* **Requirements**:
All entries should be output exactly as they stand.

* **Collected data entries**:
start
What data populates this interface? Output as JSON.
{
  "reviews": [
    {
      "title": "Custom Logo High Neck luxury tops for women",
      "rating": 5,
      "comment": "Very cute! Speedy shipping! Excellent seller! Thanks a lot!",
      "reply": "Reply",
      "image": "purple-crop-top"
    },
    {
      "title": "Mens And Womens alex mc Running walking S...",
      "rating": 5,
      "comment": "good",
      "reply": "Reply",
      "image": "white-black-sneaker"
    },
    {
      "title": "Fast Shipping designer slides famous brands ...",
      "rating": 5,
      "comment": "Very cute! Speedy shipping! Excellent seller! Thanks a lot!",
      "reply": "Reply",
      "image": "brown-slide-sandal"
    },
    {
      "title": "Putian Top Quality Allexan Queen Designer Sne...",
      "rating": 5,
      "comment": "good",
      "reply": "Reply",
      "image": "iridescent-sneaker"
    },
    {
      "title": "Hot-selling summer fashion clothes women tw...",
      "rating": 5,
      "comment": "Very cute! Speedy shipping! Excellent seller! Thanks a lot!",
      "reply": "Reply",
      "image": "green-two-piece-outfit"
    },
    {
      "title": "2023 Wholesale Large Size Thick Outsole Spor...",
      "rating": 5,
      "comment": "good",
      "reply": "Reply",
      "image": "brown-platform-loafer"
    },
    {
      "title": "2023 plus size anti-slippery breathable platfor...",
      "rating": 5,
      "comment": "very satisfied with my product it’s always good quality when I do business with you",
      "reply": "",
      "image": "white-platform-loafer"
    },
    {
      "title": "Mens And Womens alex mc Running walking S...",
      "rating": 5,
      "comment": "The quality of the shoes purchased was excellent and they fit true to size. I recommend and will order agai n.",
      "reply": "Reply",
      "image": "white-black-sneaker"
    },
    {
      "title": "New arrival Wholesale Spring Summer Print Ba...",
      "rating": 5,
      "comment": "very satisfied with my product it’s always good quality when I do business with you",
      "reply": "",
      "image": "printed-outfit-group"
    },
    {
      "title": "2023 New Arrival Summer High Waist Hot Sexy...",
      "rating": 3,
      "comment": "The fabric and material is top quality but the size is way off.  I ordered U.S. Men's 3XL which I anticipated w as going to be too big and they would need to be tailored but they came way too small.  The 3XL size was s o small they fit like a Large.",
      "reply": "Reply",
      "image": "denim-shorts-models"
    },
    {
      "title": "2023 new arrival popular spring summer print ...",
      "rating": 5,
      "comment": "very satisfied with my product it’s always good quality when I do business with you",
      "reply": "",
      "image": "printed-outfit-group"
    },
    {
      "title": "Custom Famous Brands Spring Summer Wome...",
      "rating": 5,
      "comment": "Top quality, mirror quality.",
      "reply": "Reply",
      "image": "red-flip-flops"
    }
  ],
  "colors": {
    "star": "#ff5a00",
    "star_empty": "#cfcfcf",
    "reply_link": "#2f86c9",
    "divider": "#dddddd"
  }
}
end
* **Right answer**:
What data populates this interface? Output as JSON.
{
  "reviews": [
    {
      "title": "Custom Logo High Neck luxury tops for women",
      "rating": 5,
      "comment": "Very cute! Speedy shipping! Excellent seller! Thanks a lot!",
      "reply": "Reply",
      "image": "purple-crop-top"
    },
    {
      "title": "Mens And Womens alex mc Running walking S...",
      "rating": 5,
      "comment": "good",
      "reply": "Reply",
      "image": "white-black-sneaker"
    },
    {
      "title": "Fast Shipping designer slides famous brands ...",
      "rating": 5,
      "comment": "Very cute! Speedy shipping! Excellent seller! Thanks a lot!",
      "reply": "Reply",
      "image": "brown-slide-sandal"
    },
    {
      "title": "Putian Top Quality Allexan Queen Designer Sne...",
      "rating": 5,
      "comment": "good",
      "reply": "Reply",
      "image": "iridescent-sneaker"
    },
    {
      "title": "Hot-selling summer fashion clothes women tw...",
      "rating": 5,
      "comment": "Very cute! Speedy shipping! Excellent seller! Thanks a lot!",
      "reply": "Reply",
      "image": "green-two-piece-outfit"
    },
    {
      "title": "2023 Wholesale Large Size Thick Outsole Spor...",
      "rating": 5,
      "comment": "good",
      "reply": "Reply",
      "image": "brown-platform-loafer"
    },
    {
      "title": "2023 plus size anti-slippery breathable platfor...",
      "rating": 5,
      "comment": "very satisfied with my product it’s always good quality when I do business with you",
      "reply": "",
      "image": "white-platform-loafer"
    },
    {
      "title": "Mens And Womens alex mc Running walking S...",
      "rating": 5,
      "comment": "The quality of the shoes purchased was excellent and they fit true to size. I recommend and will order agai n.",
      "reply": "Reply",
      "image": "white-black-sneaker"
    },
    {
      "title": "New arrival Wholesale Spring Summer Print Ba...",
      "rating": 5,
      "comment": "very satisfied with my product it’s always good quality when I do business with you",
      "reply": "",
      "image": "printed-outfit-group"
    },
    {
      "title": "2023 New Arrival Summer High Waist Hot Sexy...",
      "rating": 3,
      "comment": "The fabric and material is top quality but the size is way off.  I ordered U.S. Men's 3XL which I anticipated w as going to be too big and they would need to be tailored but they came way too small.  The 3XL size was s o small they fit like a Large.",
      "reply": "Reply",
      "image": "denim-shorts-models"
    },
    {
      "title": "2023 new arrival popular spring summer print ...",
      "rating": 5,
      "comment": "very satisfied with my product it’s always good quality when I do business with you",
      "reply": "",
      "image": "printed-outfit-group"
    },
    {
      "title": "Custom Famous Brands Spring Summer Wome...",
      "rating": 5,
      "comment": "Top quality, mirror quality.",
      "reply": "Reply",
      "image": "red-flip-flops"
    }
  ],
  "colors": {
    "star": "#ff5a00",
    "star_empty": "#cfcfcf",
    "reply_link": "#2f86c9",
    "divider": "#dddddd"
  }
}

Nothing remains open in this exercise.